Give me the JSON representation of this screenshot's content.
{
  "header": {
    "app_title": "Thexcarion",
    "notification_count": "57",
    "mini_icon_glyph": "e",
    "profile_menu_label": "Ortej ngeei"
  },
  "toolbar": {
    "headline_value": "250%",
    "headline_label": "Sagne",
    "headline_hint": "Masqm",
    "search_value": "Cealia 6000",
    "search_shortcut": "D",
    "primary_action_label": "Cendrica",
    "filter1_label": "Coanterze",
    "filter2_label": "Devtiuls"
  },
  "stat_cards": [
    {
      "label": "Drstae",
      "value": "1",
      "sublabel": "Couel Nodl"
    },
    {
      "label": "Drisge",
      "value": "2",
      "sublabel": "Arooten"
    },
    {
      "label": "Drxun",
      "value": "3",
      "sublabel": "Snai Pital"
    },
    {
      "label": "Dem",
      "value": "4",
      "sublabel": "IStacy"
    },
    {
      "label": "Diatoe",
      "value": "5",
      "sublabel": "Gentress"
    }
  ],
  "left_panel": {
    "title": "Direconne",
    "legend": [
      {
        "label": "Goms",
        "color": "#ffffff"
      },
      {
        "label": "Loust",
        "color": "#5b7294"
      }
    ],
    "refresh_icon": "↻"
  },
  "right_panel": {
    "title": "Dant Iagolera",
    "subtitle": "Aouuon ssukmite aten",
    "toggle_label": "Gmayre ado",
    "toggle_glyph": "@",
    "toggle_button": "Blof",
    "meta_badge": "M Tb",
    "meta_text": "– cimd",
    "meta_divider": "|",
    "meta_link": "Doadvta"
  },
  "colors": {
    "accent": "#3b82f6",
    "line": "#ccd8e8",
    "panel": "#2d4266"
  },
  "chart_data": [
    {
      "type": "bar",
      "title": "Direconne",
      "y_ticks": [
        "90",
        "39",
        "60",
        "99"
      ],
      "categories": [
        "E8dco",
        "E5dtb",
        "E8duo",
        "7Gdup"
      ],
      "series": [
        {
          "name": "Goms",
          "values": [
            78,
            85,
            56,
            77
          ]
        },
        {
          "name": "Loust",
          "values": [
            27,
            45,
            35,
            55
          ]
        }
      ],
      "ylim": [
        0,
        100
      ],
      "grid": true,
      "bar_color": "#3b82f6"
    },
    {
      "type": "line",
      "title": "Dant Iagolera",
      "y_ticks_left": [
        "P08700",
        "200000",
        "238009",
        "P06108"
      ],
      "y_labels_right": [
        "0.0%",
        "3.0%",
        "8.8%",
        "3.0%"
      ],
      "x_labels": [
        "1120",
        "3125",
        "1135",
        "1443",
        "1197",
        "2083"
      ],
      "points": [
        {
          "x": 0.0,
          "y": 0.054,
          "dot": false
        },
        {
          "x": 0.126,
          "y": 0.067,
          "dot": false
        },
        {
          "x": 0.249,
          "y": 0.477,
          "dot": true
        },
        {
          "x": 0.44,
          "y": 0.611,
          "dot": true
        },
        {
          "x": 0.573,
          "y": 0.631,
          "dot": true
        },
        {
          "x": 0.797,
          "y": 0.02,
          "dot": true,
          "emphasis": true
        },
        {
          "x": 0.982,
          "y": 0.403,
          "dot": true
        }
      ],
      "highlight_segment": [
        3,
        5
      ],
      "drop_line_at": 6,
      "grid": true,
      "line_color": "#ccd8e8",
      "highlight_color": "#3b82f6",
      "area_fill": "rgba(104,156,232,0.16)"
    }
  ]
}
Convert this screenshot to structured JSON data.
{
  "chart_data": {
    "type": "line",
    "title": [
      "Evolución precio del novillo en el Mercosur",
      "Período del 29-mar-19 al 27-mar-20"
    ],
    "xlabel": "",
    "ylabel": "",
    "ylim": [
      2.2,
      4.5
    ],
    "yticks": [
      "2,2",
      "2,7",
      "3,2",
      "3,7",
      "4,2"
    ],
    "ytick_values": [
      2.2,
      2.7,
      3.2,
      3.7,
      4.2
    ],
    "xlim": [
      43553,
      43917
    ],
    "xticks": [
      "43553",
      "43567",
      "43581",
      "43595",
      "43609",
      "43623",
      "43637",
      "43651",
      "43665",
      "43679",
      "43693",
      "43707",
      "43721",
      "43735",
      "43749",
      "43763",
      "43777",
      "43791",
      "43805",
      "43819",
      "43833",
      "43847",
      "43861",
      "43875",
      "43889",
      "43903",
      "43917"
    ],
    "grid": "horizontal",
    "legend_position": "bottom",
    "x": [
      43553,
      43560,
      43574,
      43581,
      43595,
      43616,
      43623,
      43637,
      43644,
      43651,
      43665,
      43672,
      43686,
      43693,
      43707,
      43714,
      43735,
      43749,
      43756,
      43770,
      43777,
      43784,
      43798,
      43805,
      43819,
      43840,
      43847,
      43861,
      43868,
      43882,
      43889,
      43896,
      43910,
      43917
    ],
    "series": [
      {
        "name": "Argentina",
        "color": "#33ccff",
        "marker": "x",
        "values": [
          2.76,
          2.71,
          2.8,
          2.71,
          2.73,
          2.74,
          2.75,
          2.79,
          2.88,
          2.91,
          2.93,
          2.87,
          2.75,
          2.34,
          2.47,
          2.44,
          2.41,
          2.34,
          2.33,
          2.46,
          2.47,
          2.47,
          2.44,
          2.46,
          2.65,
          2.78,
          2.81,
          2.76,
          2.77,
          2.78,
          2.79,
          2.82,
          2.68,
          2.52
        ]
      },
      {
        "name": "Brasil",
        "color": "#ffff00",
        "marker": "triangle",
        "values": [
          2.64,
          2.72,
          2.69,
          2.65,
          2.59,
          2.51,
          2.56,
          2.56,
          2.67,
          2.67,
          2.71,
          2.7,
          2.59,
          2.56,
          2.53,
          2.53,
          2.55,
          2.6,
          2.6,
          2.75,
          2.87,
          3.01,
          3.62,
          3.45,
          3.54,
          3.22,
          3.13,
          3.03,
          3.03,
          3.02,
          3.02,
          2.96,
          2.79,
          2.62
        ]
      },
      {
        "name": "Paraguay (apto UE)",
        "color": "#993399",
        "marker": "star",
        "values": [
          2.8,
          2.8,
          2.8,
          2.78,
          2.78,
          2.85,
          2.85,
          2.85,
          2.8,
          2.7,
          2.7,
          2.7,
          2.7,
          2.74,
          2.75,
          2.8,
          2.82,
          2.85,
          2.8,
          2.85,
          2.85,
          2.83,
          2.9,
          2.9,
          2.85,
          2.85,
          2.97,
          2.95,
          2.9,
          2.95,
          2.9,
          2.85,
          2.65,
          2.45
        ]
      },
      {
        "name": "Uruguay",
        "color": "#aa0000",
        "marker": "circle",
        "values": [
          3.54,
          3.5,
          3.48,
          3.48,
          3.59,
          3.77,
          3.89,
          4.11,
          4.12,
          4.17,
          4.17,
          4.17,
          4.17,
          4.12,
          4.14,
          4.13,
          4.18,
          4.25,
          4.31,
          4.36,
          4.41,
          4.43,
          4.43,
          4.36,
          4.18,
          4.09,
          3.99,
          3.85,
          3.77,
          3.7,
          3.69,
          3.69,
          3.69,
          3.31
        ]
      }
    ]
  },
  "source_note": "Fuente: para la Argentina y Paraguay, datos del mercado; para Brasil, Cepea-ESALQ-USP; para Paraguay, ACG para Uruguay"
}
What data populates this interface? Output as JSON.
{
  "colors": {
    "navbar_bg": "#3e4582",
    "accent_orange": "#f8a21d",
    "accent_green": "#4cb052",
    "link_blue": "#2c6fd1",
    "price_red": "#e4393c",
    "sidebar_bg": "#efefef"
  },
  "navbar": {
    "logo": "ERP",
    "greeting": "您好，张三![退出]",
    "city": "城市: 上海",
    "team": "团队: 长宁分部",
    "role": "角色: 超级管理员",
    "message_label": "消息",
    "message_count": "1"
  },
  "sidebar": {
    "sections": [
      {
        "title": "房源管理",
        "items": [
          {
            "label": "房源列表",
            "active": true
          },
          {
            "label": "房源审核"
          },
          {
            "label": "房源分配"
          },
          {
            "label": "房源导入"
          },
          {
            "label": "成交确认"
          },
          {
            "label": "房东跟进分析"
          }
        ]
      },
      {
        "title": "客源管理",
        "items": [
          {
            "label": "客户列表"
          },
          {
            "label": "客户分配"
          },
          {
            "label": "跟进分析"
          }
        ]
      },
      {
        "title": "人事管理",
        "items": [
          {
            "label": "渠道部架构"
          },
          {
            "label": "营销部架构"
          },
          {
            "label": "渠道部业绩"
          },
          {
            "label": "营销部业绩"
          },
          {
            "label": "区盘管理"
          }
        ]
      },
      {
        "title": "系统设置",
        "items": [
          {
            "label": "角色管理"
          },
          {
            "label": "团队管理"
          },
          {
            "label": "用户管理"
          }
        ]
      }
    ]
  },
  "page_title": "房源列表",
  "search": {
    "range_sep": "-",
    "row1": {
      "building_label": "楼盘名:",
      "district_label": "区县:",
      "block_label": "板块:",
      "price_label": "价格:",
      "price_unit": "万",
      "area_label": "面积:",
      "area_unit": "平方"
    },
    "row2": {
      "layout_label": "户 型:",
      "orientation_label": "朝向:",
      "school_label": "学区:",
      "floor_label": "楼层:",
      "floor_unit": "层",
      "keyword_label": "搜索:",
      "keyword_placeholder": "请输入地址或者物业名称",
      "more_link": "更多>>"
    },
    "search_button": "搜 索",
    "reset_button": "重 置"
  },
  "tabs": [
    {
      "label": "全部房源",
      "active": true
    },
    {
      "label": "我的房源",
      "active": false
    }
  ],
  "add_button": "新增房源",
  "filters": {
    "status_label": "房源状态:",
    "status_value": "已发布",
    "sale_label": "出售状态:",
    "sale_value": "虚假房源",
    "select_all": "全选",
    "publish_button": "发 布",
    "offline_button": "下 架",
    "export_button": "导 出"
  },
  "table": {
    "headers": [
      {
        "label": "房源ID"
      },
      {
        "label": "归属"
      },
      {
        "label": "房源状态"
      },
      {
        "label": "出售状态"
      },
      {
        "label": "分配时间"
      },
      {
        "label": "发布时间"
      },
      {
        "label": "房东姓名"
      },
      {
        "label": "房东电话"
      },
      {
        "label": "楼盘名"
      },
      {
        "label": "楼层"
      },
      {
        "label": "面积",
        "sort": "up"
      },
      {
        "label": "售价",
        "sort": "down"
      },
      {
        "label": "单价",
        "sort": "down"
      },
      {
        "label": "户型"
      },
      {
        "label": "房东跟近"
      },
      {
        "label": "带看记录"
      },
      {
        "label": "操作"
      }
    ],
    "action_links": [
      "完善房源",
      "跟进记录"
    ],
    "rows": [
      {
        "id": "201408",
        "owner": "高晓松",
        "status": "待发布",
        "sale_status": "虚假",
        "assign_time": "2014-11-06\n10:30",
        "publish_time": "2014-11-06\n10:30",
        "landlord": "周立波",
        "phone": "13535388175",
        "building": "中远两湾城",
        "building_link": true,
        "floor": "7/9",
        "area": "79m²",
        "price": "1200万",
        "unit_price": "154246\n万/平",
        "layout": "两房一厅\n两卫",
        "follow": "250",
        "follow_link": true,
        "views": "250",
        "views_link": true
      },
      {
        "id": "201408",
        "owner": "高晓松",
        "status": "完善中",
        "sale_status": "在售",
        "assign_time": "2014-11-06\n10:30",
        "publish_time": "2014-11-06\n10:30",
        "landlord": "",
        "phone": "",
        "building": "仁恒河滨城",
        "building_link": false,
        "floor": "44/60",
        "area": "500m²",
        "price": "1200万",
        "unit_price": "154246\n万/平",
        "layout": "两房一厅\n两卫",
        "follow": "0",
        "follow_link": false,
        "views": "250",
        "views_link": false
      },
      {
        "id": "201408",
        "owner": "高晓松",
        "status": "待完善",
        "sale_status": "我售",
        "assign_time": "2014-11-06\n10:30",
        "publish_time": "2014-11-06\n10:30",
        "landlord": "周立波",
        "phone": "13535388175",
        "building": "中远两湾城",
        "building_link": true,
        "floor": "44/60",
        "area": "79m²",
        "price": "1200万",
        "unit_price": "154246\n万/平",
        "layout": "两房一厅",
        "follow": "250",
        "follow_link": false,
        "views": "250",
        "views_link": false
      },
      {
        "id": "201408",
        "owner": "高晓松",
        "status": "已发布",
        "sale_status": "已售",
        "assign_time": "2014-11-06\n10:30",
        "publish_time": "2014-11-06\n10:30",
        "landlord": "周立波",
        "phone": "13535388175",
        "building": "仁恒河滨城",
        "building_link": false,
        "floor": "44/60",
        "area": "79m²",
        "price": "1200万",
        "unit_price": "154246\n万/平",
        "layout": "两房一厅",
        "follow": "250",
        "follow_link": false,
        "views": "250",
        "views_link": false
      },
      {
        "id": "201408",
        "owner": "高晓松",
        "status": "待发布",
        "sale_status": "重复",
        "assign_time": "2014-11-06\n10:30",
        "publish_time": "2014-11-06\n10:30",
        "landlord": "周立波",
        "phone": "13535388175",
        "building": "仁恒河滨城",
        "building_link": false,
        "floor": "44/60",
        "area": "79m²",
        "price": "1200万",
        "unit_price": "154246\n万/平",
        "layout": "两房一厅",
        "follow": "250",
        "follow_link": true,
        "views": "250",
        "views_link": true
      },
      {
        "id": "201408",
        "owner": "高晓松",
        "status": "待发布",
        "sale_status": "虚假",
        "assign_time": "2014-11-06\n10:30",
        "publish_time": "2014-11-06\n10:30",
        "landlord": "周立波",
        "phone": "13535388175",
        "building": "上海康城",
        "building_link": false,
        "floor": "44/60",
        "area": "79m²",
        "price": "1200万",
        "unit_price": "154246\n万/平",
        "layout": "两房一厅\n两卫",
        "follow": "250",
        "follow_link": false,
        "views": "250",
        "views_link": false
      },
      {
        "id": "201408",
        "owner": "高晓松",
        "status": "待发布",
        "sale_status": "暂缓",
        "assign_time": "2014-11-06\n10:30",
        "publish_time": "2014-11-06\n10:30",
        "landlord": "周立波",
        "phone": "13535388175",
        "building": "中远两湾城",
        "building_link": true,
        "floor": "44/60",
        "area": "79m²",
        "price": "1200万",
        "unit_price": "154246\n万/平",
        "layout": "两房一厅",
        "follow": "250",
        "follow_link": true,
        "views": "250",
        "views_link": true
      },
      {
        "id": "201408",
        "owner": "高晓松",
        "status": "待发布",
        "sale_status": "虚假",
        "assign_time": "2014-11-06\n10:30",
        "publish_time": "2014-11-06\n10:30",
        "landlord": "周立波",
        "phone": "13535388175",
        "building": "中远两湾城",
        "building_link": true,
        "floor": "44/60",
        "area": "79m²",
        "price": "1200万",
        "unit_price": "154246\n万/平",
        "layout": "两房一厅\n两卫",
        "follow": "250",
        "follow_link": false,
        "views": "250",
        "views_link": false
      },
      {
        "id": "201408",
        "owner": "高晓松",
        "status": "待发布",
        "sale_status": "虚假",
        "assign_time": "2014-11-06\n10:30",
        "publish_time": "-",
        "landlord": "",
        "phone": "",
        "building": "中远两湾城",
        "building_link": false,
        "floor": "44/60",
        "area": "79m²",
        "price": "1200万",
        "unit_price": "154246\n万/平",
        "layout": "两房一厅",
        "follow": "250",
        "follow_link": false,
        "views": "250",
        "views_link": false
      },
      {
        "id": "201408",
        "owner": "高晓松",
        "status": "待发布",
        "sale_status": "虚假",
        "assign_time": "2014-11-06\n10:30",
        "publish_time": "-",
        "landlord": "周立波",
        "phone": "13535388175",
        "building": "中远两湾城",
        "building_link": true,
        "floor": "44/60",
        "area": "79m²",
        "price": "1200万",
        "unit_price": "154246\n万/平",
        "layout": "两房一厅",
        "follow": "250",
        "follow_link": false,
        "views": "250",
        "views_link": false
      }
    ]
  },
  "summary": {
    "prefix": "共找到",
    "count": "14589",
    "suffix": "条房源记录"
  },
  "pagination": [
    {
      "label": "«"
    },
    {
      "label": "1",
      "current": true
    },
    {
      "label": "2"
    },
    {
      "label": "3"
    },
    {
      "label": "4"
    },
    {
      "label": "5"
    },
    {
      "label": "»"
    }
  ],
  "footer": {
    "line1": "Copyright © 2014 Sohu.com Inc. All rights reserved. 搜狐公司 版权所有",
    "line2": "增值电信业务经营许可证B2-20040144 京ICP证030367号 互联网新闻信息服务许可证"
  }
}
************
TASK BRIEF: Write down every line of the data above that includes the string "marker".

SOLUTION TO THIS PROBLEM:
        "marker": "x",
        "marker": "triangle",
        "marker": "star",
        "marker": "circle",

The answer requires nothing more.